• Task objective:
List all the lines in these records that hold "xlabel".
★ ★ ★ ★
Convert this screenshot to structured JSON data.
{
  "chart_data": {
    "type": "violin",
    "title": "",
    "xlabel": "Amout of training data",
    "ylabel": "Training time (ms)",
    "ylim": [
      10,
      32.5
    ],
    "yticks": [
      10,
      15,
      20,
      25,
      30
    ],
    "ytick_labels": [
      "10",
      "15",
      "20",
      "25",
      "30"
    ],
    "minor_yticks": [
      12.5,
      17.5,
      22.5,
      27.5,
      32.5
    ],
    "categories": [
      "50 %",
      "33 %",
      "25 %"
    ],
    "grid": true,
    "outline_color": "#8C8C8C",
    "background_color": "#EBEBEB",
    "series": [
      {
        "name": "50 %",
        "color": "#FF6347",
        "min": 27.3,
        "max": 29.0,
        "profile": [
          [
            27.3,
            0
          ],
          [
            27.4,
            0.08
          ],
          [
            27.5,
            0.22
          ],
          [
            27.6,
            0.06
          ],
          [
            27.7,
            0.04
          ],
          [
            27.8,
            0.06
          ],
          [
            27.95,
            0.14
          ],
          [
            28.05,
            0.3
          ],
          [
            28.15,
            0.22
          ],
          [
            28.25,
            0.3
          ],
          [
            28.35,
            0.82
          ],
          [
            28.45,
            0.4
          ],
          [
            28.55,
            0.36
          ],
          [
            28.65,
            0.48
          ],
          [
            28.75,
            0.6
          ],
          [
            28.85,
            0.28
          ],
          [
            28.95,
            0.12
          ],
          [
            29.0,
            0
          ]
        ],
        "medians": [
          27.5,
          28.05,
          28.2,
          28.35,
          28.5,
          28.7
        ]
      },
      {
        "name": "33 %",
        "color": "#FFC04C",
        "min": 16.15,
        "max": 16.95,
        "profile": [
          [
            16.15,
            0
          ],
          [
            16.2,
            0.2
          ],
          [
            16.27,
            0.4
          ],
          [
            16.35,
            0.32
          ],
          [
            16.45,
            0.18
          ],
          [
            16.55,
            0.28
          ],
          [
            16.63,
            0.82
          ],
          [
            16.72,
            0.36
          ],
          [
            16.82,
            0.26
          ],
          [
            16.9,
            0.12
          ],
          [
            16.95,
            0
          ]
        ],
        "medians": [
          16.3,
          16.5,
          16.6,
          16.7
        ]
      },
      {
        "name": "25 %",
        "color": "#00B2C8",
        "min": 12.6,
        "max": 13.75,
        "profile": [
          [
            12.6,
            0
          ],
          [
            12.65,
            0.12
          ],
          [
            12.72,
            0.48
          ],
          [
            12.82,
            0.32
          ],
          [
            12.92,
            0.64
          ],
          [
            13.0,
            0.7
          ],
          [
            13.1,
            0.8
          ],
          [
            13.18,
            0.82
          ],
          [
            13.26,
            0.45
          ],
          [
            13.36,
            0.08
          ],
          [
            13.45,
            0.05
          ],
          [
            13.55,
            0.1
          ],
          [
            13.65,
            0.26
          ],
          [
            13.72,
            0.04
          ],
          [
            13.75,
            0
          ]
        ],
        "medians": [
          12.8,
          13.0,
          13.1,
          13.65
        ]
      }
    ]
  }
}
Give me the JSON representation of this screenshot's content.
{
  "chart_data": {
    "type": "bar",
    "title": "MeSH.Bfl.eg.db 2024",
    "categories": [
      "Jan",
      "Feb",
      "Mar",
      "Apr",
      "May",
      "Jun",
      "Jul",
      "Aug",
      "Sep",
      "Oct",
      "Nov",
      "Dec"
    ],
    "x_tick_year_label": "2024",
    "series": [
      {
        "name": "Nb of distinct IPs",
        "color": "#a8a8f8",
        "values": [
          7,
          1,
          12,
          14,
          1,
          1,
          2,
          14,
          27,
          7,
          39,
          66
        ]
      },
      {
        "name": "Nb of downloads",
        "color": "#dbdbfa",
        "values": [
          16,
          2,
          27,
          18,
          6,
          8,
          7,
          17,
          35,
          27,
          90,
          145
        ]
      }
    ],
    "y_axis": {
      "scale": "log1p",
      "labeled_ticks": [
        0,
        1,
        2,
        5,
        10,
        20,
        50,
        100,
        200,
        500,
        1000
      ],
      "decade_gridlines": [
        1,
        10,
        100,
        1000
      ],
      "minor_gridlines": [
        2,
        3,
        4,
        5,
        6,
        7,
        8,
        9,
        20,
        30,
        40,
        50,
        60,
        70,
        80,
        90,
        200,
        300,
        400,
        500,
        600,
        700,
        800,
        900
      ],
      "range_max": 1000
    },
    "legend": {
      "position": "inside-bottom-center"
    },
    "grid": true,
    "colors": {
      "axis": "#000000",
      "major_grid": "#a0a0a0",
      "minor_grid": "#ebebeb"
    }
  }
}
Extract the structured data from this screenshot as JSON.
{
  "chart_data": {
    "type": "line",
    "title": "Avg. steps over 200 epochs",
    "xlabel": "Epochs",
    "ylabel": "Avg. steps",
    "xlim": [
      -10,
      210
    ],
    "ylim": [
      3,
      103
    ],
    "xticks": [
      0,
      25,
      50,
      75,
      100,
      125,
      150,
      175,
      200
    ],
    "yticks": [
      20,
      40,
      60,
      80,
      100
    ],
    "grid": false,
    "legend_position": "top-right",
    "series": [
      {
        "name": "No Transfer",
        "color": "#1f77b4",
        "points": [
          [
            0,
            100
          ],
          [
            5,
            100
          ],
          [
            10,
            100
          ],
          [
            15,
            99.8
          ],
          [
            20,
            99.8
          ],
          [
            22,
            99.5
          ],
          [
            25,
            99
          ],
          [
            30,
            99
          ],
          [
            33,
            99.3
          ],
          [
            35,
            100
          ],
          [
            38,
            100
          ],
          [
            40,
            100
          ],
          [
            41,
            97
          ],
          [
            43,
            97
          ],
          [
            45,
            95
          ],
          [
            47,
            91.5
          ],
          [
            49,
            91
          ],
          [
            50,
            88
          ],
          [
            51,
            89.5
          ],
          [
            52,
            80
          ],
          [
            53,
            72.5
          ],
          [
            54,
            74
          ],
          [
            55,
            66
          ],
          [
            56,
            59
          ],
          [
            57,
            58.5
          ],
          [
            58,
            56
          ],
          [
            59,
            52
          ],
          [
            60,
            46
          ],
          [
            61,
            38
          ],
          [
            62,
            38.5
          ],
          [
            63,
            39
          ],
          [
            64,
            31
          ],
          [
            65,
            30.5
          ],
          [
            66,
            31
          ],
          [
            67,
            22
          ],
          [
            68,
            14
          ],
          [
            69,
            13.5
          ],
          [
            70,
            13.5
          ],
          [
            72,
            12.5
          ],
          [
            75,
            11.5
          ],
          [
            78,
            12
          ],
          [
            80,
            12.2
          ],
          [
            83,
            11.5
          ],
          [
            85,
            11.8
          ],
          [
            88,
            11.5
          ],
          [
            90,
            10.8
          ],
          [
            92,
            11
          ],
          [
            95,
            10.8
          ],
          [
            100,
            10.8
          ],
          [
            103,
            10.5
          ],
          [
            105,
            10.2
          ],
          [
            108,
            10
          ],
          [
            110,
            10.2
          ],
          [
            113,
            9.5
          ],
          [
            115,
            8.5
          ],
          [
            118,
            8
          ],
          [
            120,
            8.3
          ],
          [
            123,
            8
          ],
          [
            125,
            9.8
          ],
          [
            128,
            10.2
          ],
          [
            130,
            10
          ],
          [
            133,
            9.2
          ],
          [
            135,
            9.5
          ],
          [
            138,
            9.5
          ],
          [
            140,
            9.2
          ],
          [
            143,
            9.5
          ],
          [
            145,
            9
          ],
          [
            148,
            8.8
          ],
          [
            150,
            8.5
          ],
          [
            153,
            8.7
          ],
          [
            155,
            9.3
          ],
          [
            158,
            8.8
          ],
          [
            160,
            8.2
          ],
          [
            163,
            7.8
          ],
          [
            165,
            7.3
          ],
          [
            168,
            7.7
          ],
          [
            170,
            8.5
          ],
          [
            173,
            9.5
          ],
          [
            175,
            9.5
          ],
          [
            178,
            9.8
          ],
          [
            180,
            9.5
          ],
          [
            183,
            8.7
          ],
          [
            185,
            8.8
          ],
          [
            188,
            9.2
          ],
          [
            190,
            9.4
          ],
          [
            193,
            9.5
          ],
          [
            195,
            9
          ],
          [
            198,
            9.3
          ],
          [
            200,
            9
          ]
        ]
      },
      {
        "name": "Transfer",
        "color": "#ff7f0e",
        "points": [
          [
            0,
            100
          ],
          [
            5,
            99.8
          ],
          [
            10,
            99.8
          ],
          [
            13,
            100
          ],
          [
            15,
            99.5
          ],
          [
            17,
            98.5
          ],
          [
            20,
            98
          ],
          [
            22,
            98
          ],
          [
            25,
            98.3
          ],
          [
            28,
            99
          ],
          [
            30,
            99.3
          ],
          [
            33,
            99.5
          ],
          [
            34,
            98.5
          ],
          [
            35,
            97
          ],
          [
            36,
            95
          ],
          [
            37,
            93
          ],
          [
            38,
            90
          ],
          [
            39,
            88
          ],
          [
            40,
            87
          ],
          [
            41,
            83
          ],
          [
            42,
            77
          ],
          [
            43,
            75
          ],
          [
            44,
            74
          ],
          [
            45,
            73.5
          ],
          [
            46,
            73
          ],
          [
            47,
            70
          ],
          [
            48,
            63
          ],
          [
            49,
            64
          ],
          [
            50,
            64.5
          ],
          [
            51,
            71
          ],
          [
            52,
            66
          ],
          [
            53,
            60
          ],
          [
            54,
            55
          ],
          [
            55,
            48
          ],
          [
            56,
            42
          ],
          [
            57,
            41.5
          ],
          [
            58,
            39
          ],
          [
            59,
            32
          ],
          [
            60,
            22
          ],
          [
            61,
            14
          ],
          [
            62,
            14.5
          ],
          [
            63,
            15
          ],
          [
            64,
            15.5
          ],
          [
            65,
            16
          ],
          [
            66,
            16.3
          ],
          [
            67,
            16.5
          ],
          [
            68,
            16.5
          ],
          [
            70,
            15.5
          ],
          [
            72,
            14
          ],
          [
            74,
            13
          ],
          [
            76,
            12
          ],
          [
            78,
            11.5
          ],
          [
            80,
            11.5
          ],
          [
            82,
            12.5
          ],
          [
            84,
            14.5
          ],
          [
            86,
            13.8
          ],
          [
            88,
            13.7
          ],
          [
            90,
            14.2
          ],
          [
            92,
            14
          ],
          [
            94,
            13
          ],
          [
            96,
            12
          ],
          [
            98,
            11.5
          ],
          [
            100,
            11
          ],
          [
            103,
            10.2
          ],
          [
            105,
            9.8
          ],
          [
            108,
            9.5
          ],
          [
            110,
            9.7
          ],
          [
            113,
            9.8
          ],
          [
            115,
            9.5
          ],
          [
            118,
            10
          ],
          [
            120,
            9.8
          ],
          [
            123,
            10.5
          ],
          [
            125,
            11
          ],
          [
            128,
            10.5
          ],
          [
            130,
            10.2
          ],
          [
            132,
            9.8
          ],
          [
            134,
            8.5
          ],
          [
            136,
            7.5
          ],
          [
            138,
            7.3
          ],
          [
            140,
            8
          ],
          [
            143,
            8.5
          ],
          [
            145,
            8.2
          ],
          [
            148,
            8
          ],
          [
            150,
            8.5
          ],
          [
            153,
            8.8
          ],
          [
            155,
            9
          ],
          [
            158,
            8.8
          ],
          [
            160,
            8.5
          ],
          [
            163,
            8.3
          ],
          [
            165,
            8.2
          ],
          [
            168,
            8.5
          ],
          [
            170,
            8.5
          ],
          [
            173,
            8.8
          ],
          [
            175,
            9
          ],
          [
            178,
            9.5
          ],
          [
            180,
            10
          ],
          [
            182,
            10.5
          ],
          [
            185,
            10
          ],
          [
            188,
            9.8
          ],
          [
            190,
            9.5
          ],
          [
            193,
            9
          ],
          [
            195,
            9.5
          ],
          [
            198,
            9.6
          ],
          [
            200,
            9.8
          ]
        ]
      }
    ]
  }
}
★ ★ ★ ★
• Response:
    "xlabel": "Amout of training data",
    "xlabel": "Epochs",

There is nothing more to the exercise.